Repeat the records verbatim and leave the pictures out of your copy.

[start of Input]

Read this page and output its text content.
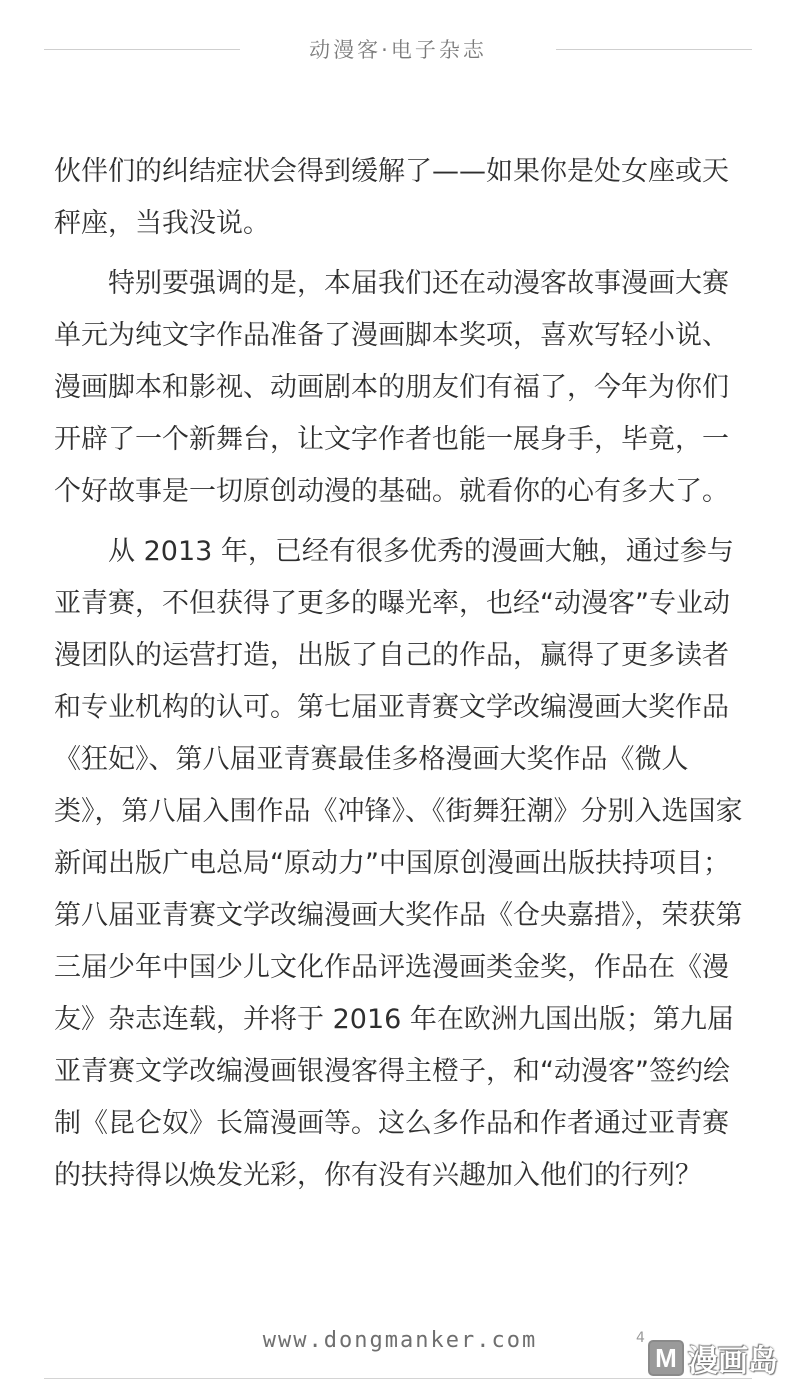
动漫客·电子杂志

伙伴们的纠结症状会得到缓解了——如果你是处女座或天秤座，当我没说。

特别要强调的是，本届我们还在动漫客故事漫画大赛单元为纯文字作品准备了漫画脚本奖项，喜欢写轻小说、漫画脚本和影视、动画剧本的朋友们有福了，今年为你们开辟了一个新舞台，让文字作者也能一展身手，毕竟，一个好故事是一切原创动漫的基础。就看你的心有多大了。

从 2013 年，已经有很多优秀的漫画大触，通过参与亚青赛，不但获得了更多的曝光率，也经“动漫客”专业动漫团队的运营打造，出版了自己的作品，赢得了更多读者和专业机构的认可。第七届亚青赛文学改编漫画大奖作品《狂妃》、第八届亚青赛最佳多格漫画大奖作品《微人类》，第八届入围作品《冲锋》、《街舞狂潮》分别入选国家新闻出版广电总局“原动力”中国原创漫画出版扶持项目；第八届亚青赛文学改编漫画大奖作品《仓央嘉措》，荣获第三届少年中国少儿文化作品评选漫画类金奖，作品在《漫友》杂志连载，并将于 2016 年在欧洲九国出版；第九届亚青赛文学改编漫画银漫客得主橙子，和“动漫客”签约绘制《昆仑奴》长篇漫画等。这么多作品和作者通过亚青赛的扶持得以焕发光彩，你有没有兴趣加入他们的行列？

www.dongmanker.com	4
M 漫画岛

[end of Input]

The response:
Read this page and output its text content.
动漫客·电子杂志

伙伴们的纠结症状会得到缓解了——如果你是处女座或天秤座，当我没说。

特别要强调的是，本届我们还在动漫客故事漫画大赛单元为纯文字作品准备了漫画脚本奖项，喜欢写轻小说、漫画脚本和影视、动画剧本的朋友们有福了，今年为你们开辟了一个新舞台，让文字作者也能一展身手，毕竟，一个好故事是一切原创动漫的基础。就看你的心有多大了。

从 2013 年，已经有很多优秀的漫画大触，通过参与亚青赛，不但获得了更多的曝光率，也经“动漫客”专业动漫团队的运营打造，出版了自己的作品，赢得了更多读者和专业机构的认可。第七届亚青赛文学改编漫画大奖作品《狂妃》、第八届亚青赛最佳多格漫画大奖作品《微人类》，第八届入围作品《冲锋》、《街舞狂潮》分别入选国家新闻出版广电总局“原动力”中国原创漫画出版扶持项目；第八届亚青赛文学改编漫画大奖作品《仓央嘉措》，荣获第三届少年中国少儿文化作品评选漫画类金奖，作品在《漫友》杂志连载，并将于 2016 年在欧洲九国出版；第九届亚青赛文学改编漫画银漫客得主橙子，和“动漫客”签约绘制《昆仑奴》长篇漫画等。这么多作品和作者通过亚青赛的扶持得以焕发光彩，你有没有兴趣加入他们的行列？

www.dongmanker.com	4
M 漫画岛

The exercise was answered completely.